> Problem details
Present every row below as a Markdown table with the columns "No." and "Entry", giving each row's number and its text and omitting blank lines.

--*--

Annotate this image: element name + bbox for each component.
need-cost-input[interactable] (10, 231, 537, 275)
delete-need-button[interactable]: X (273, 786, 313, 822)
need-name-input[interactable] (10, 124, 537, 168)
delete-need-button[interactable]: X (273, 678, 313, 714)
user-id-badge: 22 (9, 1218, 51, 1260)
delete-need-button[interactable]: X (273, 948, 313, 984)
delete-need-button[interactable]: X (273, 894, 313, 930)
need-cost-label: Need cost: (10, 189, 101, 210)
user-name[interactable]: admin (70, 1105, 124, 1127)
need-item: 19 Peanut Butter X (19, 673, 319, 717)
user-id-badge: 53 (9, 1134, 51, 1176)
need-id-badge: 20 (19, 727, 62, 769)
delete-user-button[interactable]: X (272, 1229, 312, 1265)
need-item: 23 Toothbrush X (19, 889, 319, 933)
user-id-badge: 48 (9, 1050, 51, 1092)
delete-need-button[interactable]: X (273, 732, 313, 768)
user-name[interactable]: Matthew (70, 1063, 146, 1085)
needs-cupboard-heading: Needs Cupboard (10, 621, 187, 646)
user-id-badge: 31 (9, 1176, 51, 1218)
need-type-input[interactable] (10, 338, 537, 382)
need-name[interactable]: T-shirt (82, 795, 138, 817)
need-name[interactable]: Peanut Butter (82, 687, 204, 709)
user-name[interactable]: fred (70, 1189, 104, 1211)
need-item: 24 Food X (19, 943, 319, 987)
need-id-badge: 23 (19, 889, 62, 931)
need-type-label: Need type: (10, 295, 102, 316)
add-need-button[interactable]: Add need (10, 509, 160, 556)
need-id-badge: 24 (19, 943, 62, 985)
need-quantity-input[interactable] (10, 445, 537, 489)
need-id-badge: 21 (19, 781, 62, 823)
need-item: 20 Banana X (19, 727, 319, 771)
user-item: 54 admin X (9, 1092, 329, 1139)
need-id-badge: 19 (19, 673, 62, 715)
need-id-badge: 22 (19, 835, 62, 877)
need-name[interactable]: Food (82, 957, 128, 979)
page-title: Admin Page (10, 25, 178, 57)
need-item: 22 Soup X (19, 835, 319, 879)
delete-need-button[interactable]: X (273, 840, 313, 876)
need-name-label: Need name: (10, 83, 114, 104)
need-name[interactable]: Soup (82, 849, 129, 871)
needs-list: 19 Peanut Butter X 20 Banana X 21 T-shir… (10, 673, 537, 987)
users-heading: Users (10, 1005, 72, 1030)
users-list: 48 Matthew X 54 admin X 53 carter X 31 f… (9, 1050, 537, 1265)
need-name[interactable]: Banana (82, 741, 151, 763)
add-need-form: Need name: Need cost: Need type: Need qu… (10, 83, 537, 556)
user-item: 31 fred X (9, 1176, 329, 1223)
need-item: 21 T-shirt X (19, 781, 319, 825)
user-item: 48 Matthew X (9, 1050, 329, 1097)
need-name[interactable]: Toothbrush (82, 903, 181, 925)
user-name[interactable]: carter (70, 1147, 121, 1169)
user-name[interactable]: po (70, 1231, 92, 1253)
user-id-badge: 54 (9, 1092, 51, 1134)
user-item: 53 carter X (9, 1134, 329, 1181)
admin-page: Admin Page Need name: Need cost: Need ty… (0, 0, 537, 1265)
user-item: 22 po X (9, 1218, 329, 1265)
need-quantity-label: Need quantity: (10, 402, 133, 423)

--*--

> Written reply
| No. | Entry |
|---|---|
| 1 | Annotate this image: element name + bbox for each component. |
| 2 | need-cost-input[interactable] (10, 231, 537, 275) |
| 3 | delete-need-button[interactable]: X (273, 786, 313, 822) |
| 4 | need-name-input[interactable] (10, 124, 537, 168) |
| 5 | delete-need-button[interactable]: X (273, 678, 313, 714) |
| 6 | user-id-badge: 22 (9, 1218, 51, 1260) |
| 7 | delete-need-button[interactable]: X (273, 948, 313, 984) |
| 8 | delete-need-button[interactable]: X (273, 894, 313, 930) |
| 9 | need-cost-label: Need cost: (10, 189, 101, 210) |
| 10 | user-name[interactable]: admin (70, 1105, 124, 1127) |
| 11 | need-item: 19 Peanut Butter X (19, 673, 319, 717) |
| 12 | user-id-badge: 53 (9, 1134, 51, 1176) |
| 13 | need-id-badge: 20 (19, 727, 62, 769) |
| 14 | delete-user-button[interactable]: X (272, 1229, 312, 1265) |
| 15 | need-item: 23 Toothbrush X (19, 889, 319, 933) |
| 16 | user-id-badge: 48 (9, 1050, 51, 1092) |
| 17 | delete-need-button[interactable]: X (273, 732, 313, 768) |
| 18 | user-name[interactable]: Matthew (70, 1063, 146, 1085) |
| 19 | needs-cupboard-heading: Needs Cupboard (10, 621, 187, 646) |
| 20 | user-id-badge: 31 (9, 1176, 51, 1218) |
| 21 | need-type-input[interactable] (10, 338, 537, 382) |
| 22 | need-name[interactable]: T-shirt (82, 795, 138, 817) |
| 23 | need-name[interactable]: Peanut Butter (82, 687, 204, 709) |
| 24 | user-name[interactable]: fred (70, 1189, 104, 1211) |
| 25 | need-item: 24 Food X (19, 943, 319, 987) |
| 26 | need-id-badge: 23 (19, 889, 62, 931) |
| 27 | need-type-label: Need type: (10, 295, 102, 316) |
| 28 | add-need-button[interactable]: Add need (10, 509, 160, 556) |
| 29 | need-id-badge: 24 (19, 943, 62, 985) |
| 30 | need-quantity-input[interactable] (10, 445, 537, 489) |
| 31 | need-id-badge: 21 (19, 781, 62, 823) |
| 32 | need-item: 20 Banana X (19, 727, 319, 771) |
| 33 | user-item: 54 admin X (9, 1092, 329, 1139) |
| 34 | need-id-badge: 19 (19, 673, 62, 715) |
| 35 | need-id-badge: 22 (19, 835, 62, 877) |
| 36 | need-name[interactable]: Food (82, 957, 128, 979) |
| 37 | page-title: Admin Page (10, 25, 178, 57) |
| 38 | need-item: 22 Soup X (19, 835, 319, 879) |
| 39 | delete-need-button[interactable]: X (273, 840, 313, 876) |
| 40 | need-name-label: Need name: (10, 83, 114, 104) |
| 41 | need-name[interactable]: Soup (82, 849, 129, 871) |
| 42 | needs-list: 19 Peanut Butter X 20 Banana X 21 T-shir… (10, 673, 537, 987) |
| 43 | users-heading: Users (10, 1005, 72, 1030) |
| 44 | users-list: 48 Matthew X 54 admin X 53 carter X 31 f… (9, 1050, 537, 1265) |
| 45 | need-name[interactable]: Banana (82, 741, 151, 763) |
| 46 | add-need-form: Need name: Need cost: Need type: Need qu… (10, 83, 537, 556) |
| 47 | user-item: 31 fred X (9, 1176, 329, 1223) |
| 48 | need-item: 21 T-shirt X (19, 781, 319, 825) |
| 49 | user-item: 48 Matthew X (9, 1050, 329, 1097) |
| 50 | need-name[interactable]: Toothbrush (82, 903, 181, 925) |
| 51 | user-name[interactable]: carter (70, 1147, 121, 1169) |
| 52 | user-name[interactable]: po (70, 1231, 92, 1253) |
| 53 | user-id-badge: 54 (9, 1092, 51, 1134) |
| 54 | user-item: 53 carter X (9, 1134, 329, 1181) |
| 55 | admin-page: Admin Page Need name: Need cost: Need ty… (0, 0, 537, 1265) |
| 56 | user-item: 22 po X (9, 1218, 329, 1265) |
| 57 | need-quantity-label: Need quantity: (10, 402, 133, 423) |